■ Exercise requirements
The listing below must be repeated word for word, with its images excluded.
Start Provided records
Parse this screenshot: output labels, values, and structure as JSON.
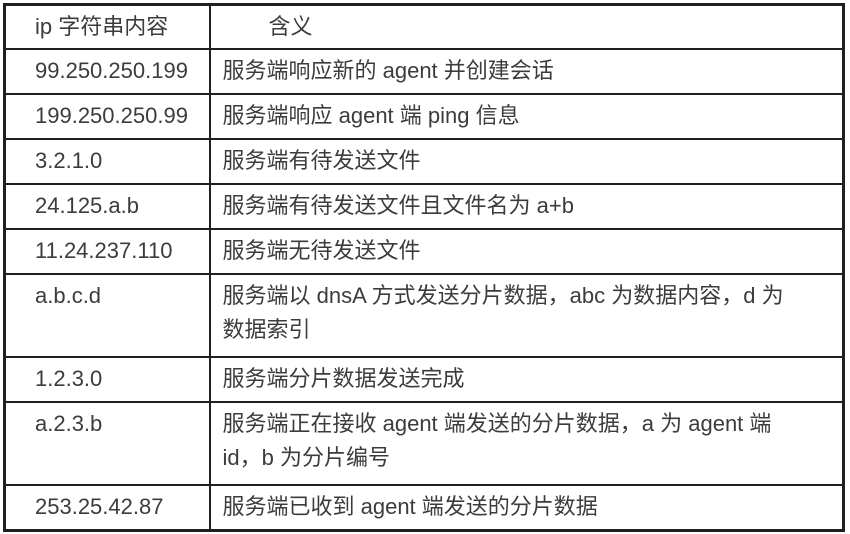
{
  "table": {
    "columns": [
      {
        "label": "ip 字符串内容"
      },
      {
        "label": "含义"
      }
    ],
    "rows": [
      {
        "ip": "99.250.250.199",
        "meaning": "服务端响应新的 agent 并创建会话"
      },
      {
        "ip": "199.250.250.99",
        "meaning": "服务端响应 agent 端 ping 信息"
      },
      {
        "ip": "3.2.1.0",
        "meaning": "服务端有待发送文件"
      },
      {
        "ip": "24.125.a.b",
        "meaning": "服务端有待发送文件且文件名为 a+b"
      },
      {
        "ip": "11.24.237.110",
        "meaning": "服务端无待发送文件"
      },
      {
        "ip": "a.b.c.d",
        "meaning": "服务端以 dnsA 方式发送分片数据，abc 为数据内容，d 为\n数据索引"
      },
      {
        "ip": "1.2.3.0",
        "meaning": "服务端分片数据发送完成"
      },
      {
        "ip": "a.2.3.b",
        "meaning": "服务端正在接收 agent 端发送的分片数据，a 为 agent 端\nid，b 为分片编号"
      },
      {
        "ip": "253.25.42.87",
        "meaning": "服务端已收到 agent 端发送的分片数据"
      }
    ],
    "colors": {
      "border": "#1f1f1f",
      "text": "#3c3c3c",
      "background": "#ffffff"
    }
  }
}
End Provided records
■ Result
Parse this screenshot: output labels, values, and structure as JSON.
{
  "table": {
    "columns": [
      {
        "label": "ip 字符串内容"
      },
      {
        "label": "含义"
      }
    ],
    "rows": [
      {
        "ip": "99.250.250.199",
        "meaning": "服务端响应新的 agent 并创建会话"
      },
      {
        "ip": "199.250.250.99",
        "meaning": "服务端响应 agent 端 ping 信息"
      },
      {
        "ip": "3.2.1.0",
        "meaning": "服务端有待发送文件"
      },
      {
        "ip": "24.125.a.b",
        "meaning": "服务端有待发送文件且文件名为 a+b"
      },
      {
        "ip": "11.24.237.110",
        "meaning": "服务端无待发送文件"
      },
      {
        "ip": "a.b.c.d",
        "meaning": "服务端以 dnsA 方式发送分片数据，abc 为数据内容，d 为\n数据索引"
      },
      {
        "ip": "1.2.3.0",
        "meaning": "服务端分片数据发送完成"
      },
      {
        "ip": "a.2.3.b",
        "meaning": "服务端正在接收 agent 端发送的分片数据，a 为 agent 端\nid，b 为分片编号"
      },
      {
        "ip": "253.25.42.87",
        "meaning": "服务端已收到 agent 端发送的分片数据"
      }
    ],
    "colors": {
      "border": "#1f1f1f",
      "text": "#3c3c3c",
      "background": "#ffffff"
    }
  }
}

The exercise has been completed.